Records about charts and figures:
- - - -

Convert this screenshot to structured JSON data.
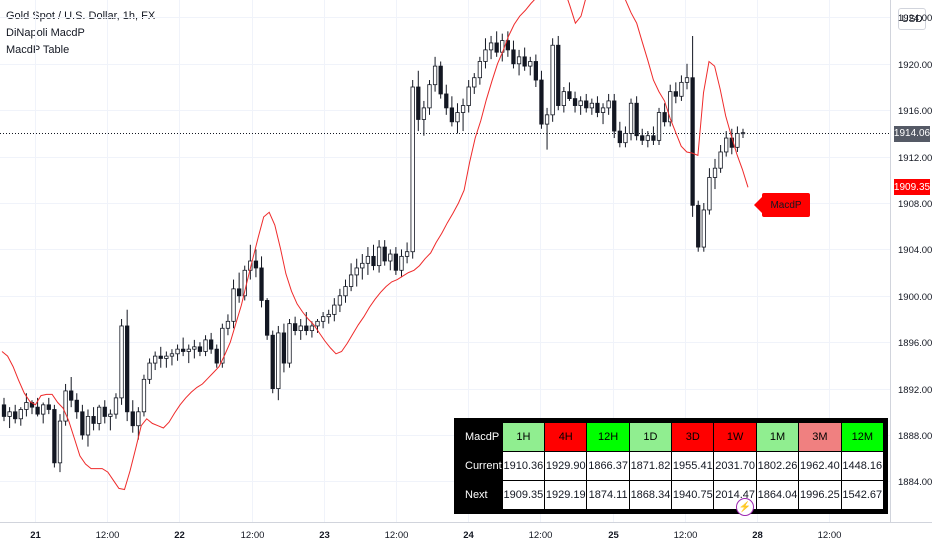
{
  "legend": {
    "symbol": "Gold Spot / U.S. Dollar, 1h, FX",
    "indicator1": "DiNapoli MacdP",
    "indicator2": "MacdP Table"
  },
  "currency_button": "USD",
  "price_tags": {
    "current": "1914.06",
    "macdp": "1909.35"
  },
  "macdp_label": "MacdP",
  "table": {
    "header_label": "MacdP",
    "timeframes": [
      "1H",
      "4H",
      "12H",
      "1D",
      "3D",
      "1W",
      "1M",
      "3M",
      "12M"
    ],
    "rows": [
      {
        "label": "Current",
        "values": [
          "1910.36",
          "1929.90",
          "1866.37",
          "1871.82",
          "1955.41",
          "2031.70",
          "1802.26",
          "1962.40",
          "1448.16"
        ]
      },
      {
        "label": "Next",
        "values": [
          "1909.35",
          "1929.19",
          "1874.11",
          "1868.34",
          "1940.75",
          "2014.47",
          "1864.04",
          "1996.25",
          "1542.67"
        ]
      }
    ]
  },
  "chart_data": {
    "type": "candlestick",
    "symbol": "Gold Spot / U.S. Dollar",
    "interval": "1h",
    "y_ticks": [
      1884,
      1888,
      1892,
      1896,
      1900,
      1904,
      1908,
      1912,
      1916,
      1920,
      1924
    ],
    "ylim": [
      1880.5,
      1925.5
    ],
    "x_ticks": [
      "21",
      "12:00",
      "22",
      "12:00",
      "23",
      "12:00",
      "24",
      "12:00",
      "25",
      "12:00",
      "28",
      "12:00"
    ],
    "last_price": 1914.06,
    "macdp_last": 1909.35,
    "candles": [
      [
        1890.6,
        1891.2,
        1889.2,
        1889.6
      ],
      [
        1889.6,
        1890.4,
        1888.6,
        1890.0
      ],
      [
        1890.0,
        1890.6,
        1889.0,
        1889.4
      ],
      [
        1889.4,
        1890.4,
        1888.8,
        1890.2
      ],
      [
        1890.2,
        1891.6,
        1889.6,
        1890.8
      ],
      [
        1890.8,
        1891.0,
        1889.8,
        1890.4
      ],
      [
        1890.4,
        1891.2,
        1889.6,
        1889.8
      ],
      [
        1889.8,
        1890.8,
        1889.0,
        1890.6
      ],
      [
        1890.6,
        1891.2,
        1889.8,
        1890.2
      ],
      [
        1890.2,
        1890.6,
        1885.2,
        1885.6
      ],
      [
        1885.6,
        1889.8,
        1884.8,
        1889.2
      ],
      [
        1889.2,
        1892.4,
        1888.8,
        1891.8
      ],
      [
        1891.8,
        1893.0,
        1890.4,
        1891.0
      ],
      [
        1891.0,
        1891.6,
        1889.4,
        1890.0
      ],
      [
        1890.0,
        1890.6,
        1887.6,
        1888.0
      ],
      [
        1888.0,
        1890.2,
        1887.0,
        1889.6
      ],
      [
        1889.6,
        1890.4,
        1888.4,
        1889.0
      ],
      [
        1889.0,
        1890.6,
        1888.4,
        1890.4
      ],
      [
        1890.4,
        1891.0,
        1889.0,
        1889.6
      ],
      [
        1889.6,
        1890.2,
        1888.4,
        1889.8
      ],
      [
        1889.8,
        1891.6,
        1889.4,
        1891.2
      ],
      [
        1891.2,
        1898.0,
        1890.6,
        1897.4
      ],
      [
        1897.4,
        1898.8,
        1889.2,
        1890.0
      ],
      [
        1890.0,
        1891.0,
        1888.2,
        1888.8
      ],
      [
        1888.8,
        1890.4,
        1887.6,
        1890.0
      ],
      [
        1890.0,
        1893.2,
        1889.6,
        1892.8
      ],
      [
        1892.8,
        1894.6,
        1892.4,
        1894.2
      ],
      [
        1894.2,
        1895.2,
        1893.6,
        1894.8
      ],
      [
        1894.8,
        1895.6,
        1893.8,
        1894.6
      ],
      [
        1894.6,
        1895.2,
        1893.8,
        1894.8
      ],
      [
        1894.8,
        1895.4,
        1894.0,
        1895.0
      ],
      [
        1895.0,
        1895.8,
        1894.4,
        1895.4
      ],
      [
        1895.4,
        1896.4,
        1894.8,
        1895.2
      ],
      [
        1895.2,
        1895.8,
        1894.2,
        1895.4
      ],
      [
        1895.4,
        1896.2,
        1894.6,
        1895.6
      ],
      [
        1895.6,
        1896.0,
        1894.8,
        1895.2
      ],
      [
        1895.2,
        1896.6,
        1894.8,
        1896.2
      ],
      [
        1896.2,
        1896.8,
        1895.0,
        1895.4
      ],
      [
        1895.4,
        1895.8,
        1893.8,
        1894.2
      ],
      [
        1894.2,
        1897.6,
        1893.8,
        1897.2
      ],
      [
        1897.2,
        1898.4,
        1896.6,
        1897.8
      ],
      [
        1897.8,
        1901.4,
        1897.2,
        1900.6
      ],
      [
        1900.6,
        1902.0,
        1899.4,
        1900.0
      ],
      [
        1900.0,
        1902.6,
        1899.6,
        1902.2
      ],
      [
        1902.2,
        1904.4,
        1901.4,
        1903.0
      ],
      [
        1903.0,
        1904.0,
        1901.6,
        1902.4
      ],
      [
        1902.4,
        1903.4,
        1899.0,
        1899.6
      ],
      [
        1899.6,
        1899.8,
        1896.2,
        1896.6
      ],
      [
        1896.6,
        1897.0,
        1891.6,
        1892.0
      ],
      [
        1892.0,
        1897.4,
        1891.0,
        1896.8
      ],
      [
        1896.8,
        1897.6,
        1893.4,
        1894.2
      ],
      [
        1894.2,
        1898.0,
        1893.8,
        1897.6
      ],
      [
        1897.6,
        1898.2,
        1896.6,
        1897.0
      ],
      [
        1897.0,
        1898.0,
        1896.2,
        1897.4
      ],
      [
        1897.4,
        1898.6,
        1896.6,
        1897.0
      ],
      [
        1897.0,
        1897.8,
        1896.4,
        1897.4
      ],
      [
        1897.4,
        1898.0,
        1896.8,
        1897.8
      ],
      [
        1897.8,
        1898.6,
        1897.2,
        1898.2
      ],
      [
        1898.2,
        1898.8,
        1897.6,
        1898.4
      ],
      [
        1898.4,
        1899.8,
        1897.8,
        1899.2
      ],
      [
        1899.2,
        1900.6,
        1898.6,
        1900.0
      ],
      [
        1900.0,
        1901.4,
        1899.4,
        1900.8
      ],
      [
        1900.8,
        1902.8,
        1900.4,
        1901.8
      ],
      [
        1901.8,
        1903.2,
        1900.8,
        1902.4
      ],
      [
        1902.4,
        1903.6,
        1901.4,
        1902.8
      ],
      [
        1902.8,
        1904.2,
        1901.8,
        1903.4
      ],
      [
        1903.4,
        1904.4,
        1902.2,
        1902.6
      ],
      [
        1902.6,
        1904.8,
        1902.0,
        1904.2
      ],
      [
        1904.2,
        1904.8,
        1902.6,
        1903.0
      ],
      [
        1903.0,
        1904.0,
        1902.2,
        1903.6
      ],
      [
        1903.6,
        1904.2,
        1901.8,
        1902.2
      ],
      [
        1902.2,
        1904.0,
        1901.6,
        1903.4
      ],
      [
        1903.4,
        1904.6,
        1902.8,
        1903.8
      ],
      [
        1903.8,
        1918.6,
        1903.2,
        1918.0
      ],
      [
        1918.0,
        1919.4,
        1914.2,
        1915.2
      ],
      [
        1915.2,
        1916.8,
        1913.8,
        1916.2
      ],
      [
        1916.2,
        1918.6,
        1915.6,
        1918.2
      ],
      [
        1918.2,
        1920.6,
        1917.6,
        1919.8
      ],
      [
        1919.8,
        1920.2,
        1917.0,
        1917.4
      ],
      [
        1917.4,
        1918.2,
        1915.6,
        1916.2
      ],
      [
        1916.2,
        1917.2,
        1914.6,
        1915.0
      ],
      [
        1915.0,
        1916.6,
        1914.0,
        1915.8
      ],
      [
        1915.8,
        1917.0,
        1914.2,
        1916.4
      ],
      [
        1916.4,
        1918.6,
        1915.8,
        1918.0
      ],
      [
        1918.0,
        1919.2,
        1917.4,
        1918.8
      ],
      [
        1918.8,
        1920.6,
        1918.2,
        1920.2
      ],
      [
        1920.2,
        1922.2,
        1919.6,
        1921.2
      ],
      [
        1921.2,
        1922.4,
        1920.4,
        1921.8
      ],
      [
        1921.8,
        1922.8,
        1920.6,
        1921.0
      ],
      [
        1921.0,
        1922.6,
        1920.2,
        1922.0
      ],
      [
        1922.0,
        1922.8,
        1920.6,
        1921.2
      ],
      [
        1921.2,
        1922.0,
        1919.6,
        1920.0
      ],
      [
        1920.0,
        1921.2,
        1919.0,
        1920.6
      ],
      [
        1920.6,
        1921.4,
        1919.4,
        1919.8
      ],
      [
        1919.8,
        1920.6,
        1919.0,
        1920.2
      ],
      [
        1920.2,
        1920.8,
        1918.0,
        1918.6
      ],
      [
        1918.6,
        1919.4,
        1914.4,
        1914.8
      ],
      [
        1914.8,
        1916.2,
        1912.6,
        1915.6
      ],
      [
        1915.6,
        1922.2,
        1915.0,
        1921.6
      ],
      [
        1921.6,
        1922.4,
        1916.0,
        1916.4
      ],
      [
        1916.4,
        1918.0,
        1915.8,
        1917.6
      ],
      [
        1917.6,
        1918.4,
        1916.8,
        1917.0
      ],
      [
        1917.0,
        1917.6,
        1915.8,
        1916.4
      ],
      [
        1916.4,
        1917.2,
        1915.6,
        1916.8
      ],
      [
        1916.8,
        1917.4,
        1915.8,
        1916.2
      ],
      [
        1916.2,
        1917.0,
        1915.6,
        1916.6
      ],
      [
        1916.6,
        1917.2,
        1915.4,
        1915.8
      ],
      [
        1915.8,
        1916.6,
        1914.8,
        1916.2
      ],
      [
        1916.2,
        1917.4,
        1915.6,
        1916.8
      ],
      [
        1916.8,
        1917.4,
        1913.6,
        1914.2
      ],
      [
        1914.2,
        1915.0,
        1912.8,
        1913.2
      ],
      [
        1913.2,
        1914.6,
        1912.8,
        1914.0
      ],
      [
        1914.0,
        1917.0,
        1913.4,
        1916.6
      ],
      [
        1916.6,
        1917.2,
        1913.4,
        1913.8
      ],
      [
        1913.8,
        1914.4,
        1913.0,
        1913.4
      ],
      [
        1913.4,
        1914.2,
        1912.8,
        1913.8
      ],
      [
        1913.8,
        1914.6,
        1913.0,
        1913.4
      ],
      [
        1913.4,
        1916.2,
        1913.0,
        1915.8
      ],
      [
        1915.8,
        1916.6,
        1914.6,
        1915.0
      ],
      [
        1915.0,
        1918.2,
        1914.6,
        1917.6
      ],
      [
        1917.6,
        1918.4,
        1916.6,
        1917.2
      ],
      [
        1917.2,
        1919.0,
        1916.8,
        1918.4
      ],
      [
        1918.4,
        1920.0,
        1917.8,
        1918.8
      ],
      [
        1918.8,
        1922.4,
        1906.8,
        1907.8
      ],
      [
        1907.8,
        1908.2,
        1903.8,
        1904.2
      ],
      [
        1904.2,
        1908.0,
        1903.8,
        1907.4
      ],
      [
        1907.4,
        1911.0,
        1907.0,
        1910.2
      ],
      [
        1910.2,
        1911.8,
        1909.2,
        1911.0
      ],
      [
        1911.0,
        1913.0,
        1910.6,
        1912.4
      ],
      [
        1912.4,
        1914.2,
        1912.0,
        1913.6
      ],
      [
        1913.6,
        1914.4,
        1912.2,
        1912.8
      ],
      [
        1912.8,
        1914.6,
        1912.4,
        1914.0
      ],
      [
        1914.0,
        1914.4,
        1913.6,
        1914.06
      ]
    ],
    "macdp_series": [
      1895.2,
      1894.8,
      1893.9,
      1892.7,
      1891.6,
      1890.9,
      1890.6,
      1891.4,
      1891.5,
      1891.5,
      1890.8,
      1890.3,
      1889.2,
      1887.7,
      1886.2,
      1885.5,
      1885.1,
      1885.1,
      1885.1,
      1884.8,
      1884.1,
      1883.4,
      1883.3,
      1884.9,
      1886.8,
      1888.8,
      1889.4,
      1889.0,
      1888.8,
      1888.6,
      1889.1,
      1889.9,
      1890.6,
      1891.2,
      1891.7,
      1892.1,
      1892.4,
      1892.9,
      1893.4,
      1893.9,
      1894.9,
      1896.0,
      1897.6,
      1899.2,
      1901.2,
      1903.1,
      1905.0,
      1906.8,
      1907.2,
      1906.1,
      1904.1,
      1901.9,
      1900.4,
      1899.3,
      1898.6,
      1898.0,
      1897.5,
      1896.8,
      1896.1,
      1895.5,
      1895.0,
      1895.2,
      1895.9,
      1896.7,
      1897.5,
      1898.2,
      1899.0,
      1899.7,
      1900.3,
      1900.8,
      1901.2,
      1901.4,
      1901.7,
      1902.0,
      1902.2,
      1902.6,
      1903.2,
      1903.7,
      1904.6,
      1905.4,
      1906.3,
      1907.1,
      1908.0,
      1909.1,
      1911.5,
      1913.6,
      1915.1,
      1916.9,
      1918.5,
      1920.0,
      1921.1,
      1922.4,
      1923.4,
      1924.1,
      1924.6,
      1925.2,
      1925.7,
      1926.3,
      1927.6,
      1929.2,
      1928.5,
      1926.4,
      1925.0,
      1923.5,
      1924.1,
      1925.9,
      1928.5,
      1929.5,
      1929.7,
      1929.2,
      1928.1,
      1926.9,
      1925.5,
      1924.4,
      1923.5,
      1921.9,
      1920.3,
      1918.6,
      1917.6,
      1916.8,
      1915.3,
      1914.1,
      1912.9,
      1912.4,
      1912.3,
      1912.1,
      1917.5,
      1920.2,
      1919.8,
      1917.8,
      1915.5,
      1913.8,
      1912.2,
      1910.9,
      1909.35
    ]
  }
}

- - - -

Description of the task: Say how many lines in this material hold "Gold", and say nothing else.

Reply: 2